■ **UJI PEMAHAMAN**:
**1)** Tulis ulang bagian teks tentang sulitnya berhenti merokok dari "LABEL peringatan sudah" sampai "dan kanker paru-paru.", dengan mengganti "zat kimia" menjadi "senyawa kimia".
**2)** Tolong lanjutkan teks tentang sulitnya berhenti merokok mulai dari kalimat terakhirnya.

■ **TEKS BACAAN**:
==================================================

Friday, September 23, 2011

Mengapa Sulit Berhenti Merokok?

(Foto: gettyimages)

LABEL peringatan sudah dicantumkan jelas di bungkus rokok, data penyakit akibat merokok juga disebutkan glambang, tapi sepertinya angka perokok kian naik. Rokok bak jebakan yang sulit bagi siapapun keluar darinya.

Data WHO mengidentifikasi 4.000 zat kimia terkandung dalam asap rokok; 250 jenis di antaranya berbahaya dan 50 jenis lainnya dapat menyebabkan kanker. Pada orang dewasa, perilaku merokok dapat menyebabkan bronkitis kritis, emfisema, store, jantung koroner, dan kanker paru-paru.

Rokok juga merusak dinding pembuluh darah. Seperti diketahui, jantung dan pembuluh darah adalah penyebab nomor 1 kematian di Indonesia. Adakah fakta ini menggerakkan motivasi perokok untuk berhenti?

==================================================

■ **CUPLIKAN DATA**:
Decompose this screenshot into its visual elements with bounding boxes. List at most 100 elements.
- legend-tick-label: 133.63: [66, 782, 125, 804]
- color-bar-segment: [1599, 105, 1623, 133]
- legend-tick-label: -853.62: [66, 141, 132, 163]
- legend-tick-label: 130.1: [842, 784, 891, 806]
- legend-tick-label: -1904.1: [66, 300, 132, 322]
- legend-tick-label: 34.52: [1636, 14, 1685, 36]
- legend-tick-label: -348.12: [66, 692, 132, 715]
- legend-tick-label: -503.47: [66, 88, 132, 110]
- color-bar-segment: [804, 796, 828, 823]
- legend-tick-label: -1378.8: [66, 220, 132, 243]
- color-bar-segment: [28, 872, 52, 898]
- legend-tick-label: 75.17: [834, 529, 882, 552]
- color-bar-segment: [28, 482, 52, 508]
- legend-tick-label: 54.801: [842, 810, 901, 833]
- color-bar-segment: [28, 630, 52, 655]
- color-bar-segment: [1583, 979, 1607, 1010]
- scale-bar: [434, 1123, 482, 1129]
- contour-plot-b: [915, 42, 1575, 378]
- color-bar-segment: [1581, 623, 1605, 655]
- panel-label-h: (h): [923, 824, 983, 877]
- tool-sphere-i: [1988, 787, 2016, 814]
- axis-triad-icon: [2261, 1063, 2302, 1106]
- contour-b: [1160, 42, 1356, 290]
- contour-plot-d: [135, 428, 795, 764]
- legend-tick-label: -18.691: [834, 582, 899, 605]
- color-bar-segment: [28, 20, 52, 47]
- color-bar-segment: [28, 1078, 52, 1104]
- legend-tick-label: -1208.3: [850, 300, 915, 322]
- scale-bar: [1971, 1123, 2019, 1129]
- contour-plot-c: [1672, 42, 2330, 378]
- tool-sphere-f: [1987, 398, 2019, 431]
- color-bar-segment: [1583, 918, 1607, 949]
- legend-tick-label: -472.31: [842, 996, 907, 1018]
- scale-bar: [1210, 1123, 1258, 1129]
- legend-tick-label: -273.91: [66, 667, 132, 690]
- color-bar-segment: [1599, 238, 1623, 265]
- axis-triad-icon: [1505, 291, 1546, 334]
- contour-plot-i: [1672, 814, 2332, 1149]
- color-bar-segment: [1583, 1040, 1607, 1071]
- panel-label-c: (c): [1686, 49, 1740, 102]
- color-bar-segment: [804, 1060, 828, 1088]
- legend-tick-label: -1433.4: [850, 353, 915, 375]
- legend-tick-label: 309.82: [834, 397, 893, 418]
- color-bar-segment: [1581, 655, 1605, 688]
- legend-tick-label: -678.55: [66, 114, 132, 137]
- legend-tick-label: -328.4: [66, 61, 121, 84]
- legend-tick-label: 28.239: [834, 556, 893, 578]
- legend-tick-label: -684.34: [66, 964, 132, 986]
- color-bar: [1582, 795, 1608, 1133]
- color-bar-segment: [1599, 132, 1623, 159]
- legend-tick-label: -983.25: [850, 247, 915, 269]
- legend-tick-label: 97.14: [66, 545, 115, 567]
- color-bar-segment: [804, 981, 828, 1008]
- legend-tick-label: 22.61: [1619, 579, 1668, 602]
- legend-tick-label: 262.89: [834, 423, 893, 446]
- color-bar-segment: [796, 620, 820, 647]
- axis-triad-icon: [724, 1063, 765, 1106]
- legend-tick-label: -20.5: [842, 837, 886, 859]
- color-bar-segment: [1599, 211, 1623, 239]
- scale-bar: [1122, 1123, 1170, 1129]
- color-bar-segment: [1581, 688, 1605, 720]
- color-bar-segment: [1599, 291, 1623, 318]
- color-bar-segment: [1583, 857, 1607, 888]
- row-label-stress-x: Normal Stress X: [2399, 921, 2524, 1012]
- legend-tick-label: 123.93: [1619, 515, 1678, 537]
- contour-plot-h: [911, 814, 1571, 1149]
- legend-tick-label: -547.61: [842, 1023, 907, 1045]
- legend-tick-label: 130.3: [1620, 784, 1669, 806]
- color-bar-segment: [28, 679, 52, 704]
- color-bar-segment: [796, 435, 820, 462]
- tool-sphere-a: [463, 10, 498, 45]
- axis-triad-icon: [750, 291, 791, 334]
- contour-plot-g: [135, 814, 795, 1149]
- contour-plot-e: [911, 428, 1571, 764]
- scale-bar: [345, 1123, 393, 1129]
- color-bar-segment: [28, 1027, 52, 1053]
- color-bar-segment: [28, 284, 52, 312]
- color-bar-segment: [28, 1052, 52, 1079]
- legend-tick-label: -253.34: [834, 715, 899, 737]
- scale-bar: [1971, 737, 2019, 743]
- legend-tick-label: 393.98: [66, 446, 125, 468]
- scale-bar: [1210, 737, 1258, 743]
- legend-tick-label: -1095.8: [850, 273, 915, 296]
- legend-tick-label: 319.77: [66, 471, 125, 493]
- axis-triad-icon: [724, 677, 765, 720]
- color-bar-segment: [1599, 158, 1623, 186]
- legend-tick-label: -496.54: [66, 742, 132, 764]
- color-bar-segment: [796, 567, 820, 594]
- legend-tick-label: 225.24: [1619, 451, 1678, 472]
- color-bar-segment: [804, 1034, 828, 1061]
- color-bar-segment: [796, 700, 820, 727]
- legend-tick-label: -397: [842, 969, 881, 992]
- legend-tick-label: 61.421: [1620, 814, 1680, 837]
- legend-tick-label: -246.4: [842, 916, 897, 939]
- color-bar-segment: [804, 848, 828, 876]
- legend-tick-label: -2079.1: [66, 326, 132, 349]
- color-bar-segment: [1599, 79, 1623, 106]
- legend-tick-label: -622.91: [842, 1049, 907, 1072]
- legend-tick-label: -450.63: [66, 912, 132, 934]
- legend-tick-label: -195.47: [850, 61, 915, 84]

==================================================

■ **JAWABAN TIAP TUGAS**:
**1)**
LABEL peringatan sudah dicantumkan jelas di bungkus rokok, data penyakit akibat merokok juga disebutkan glambang, tapi sepertinya angka perokok kian naik. Rokok bak jebakan yang sulit bagi siapapun keluar darinya.

Data WHO mengidentifikasi 4.000 senyawa kimia terkandung dalam asap rokok; 250 jenis di antaranya berbahaya dan 50 jenis lainnya dapat menyebabkan kanker. Pada orang dewasa, perilaku merokok dapat menyebabkan bronkitis kritis, emfisema, store, jantung koroner, dan kanker paru-paru.

**2)**
“Saya sejak 1991 berkecimpung dalam gerakan berhenti merokok. Kenyataannya, susah sekali untuk mengajak orang pada kebaikan, termasuk berhenti merokok. Perokok tahu bahwa rokok itu berbahaya, tapi tidak tahu bagaimana cara berhenti,” papar Dr Aulia Sani SpJP (K) FJCC FIHA FasCC, dokter ahli spesialis jantung dan pembuluh darah pada pembukaan Klinik Stop Merokok Sahid Sahirman Memorial Hospital (SSMH) di Jalan Jenderal Sudirman No. 86, Jakarta, Rabu (13/7/2011).

Sulitnya seseorang keluar dari jeratan “kenikmatan” sebatang rokok digambarkan oleh Dr Aulia.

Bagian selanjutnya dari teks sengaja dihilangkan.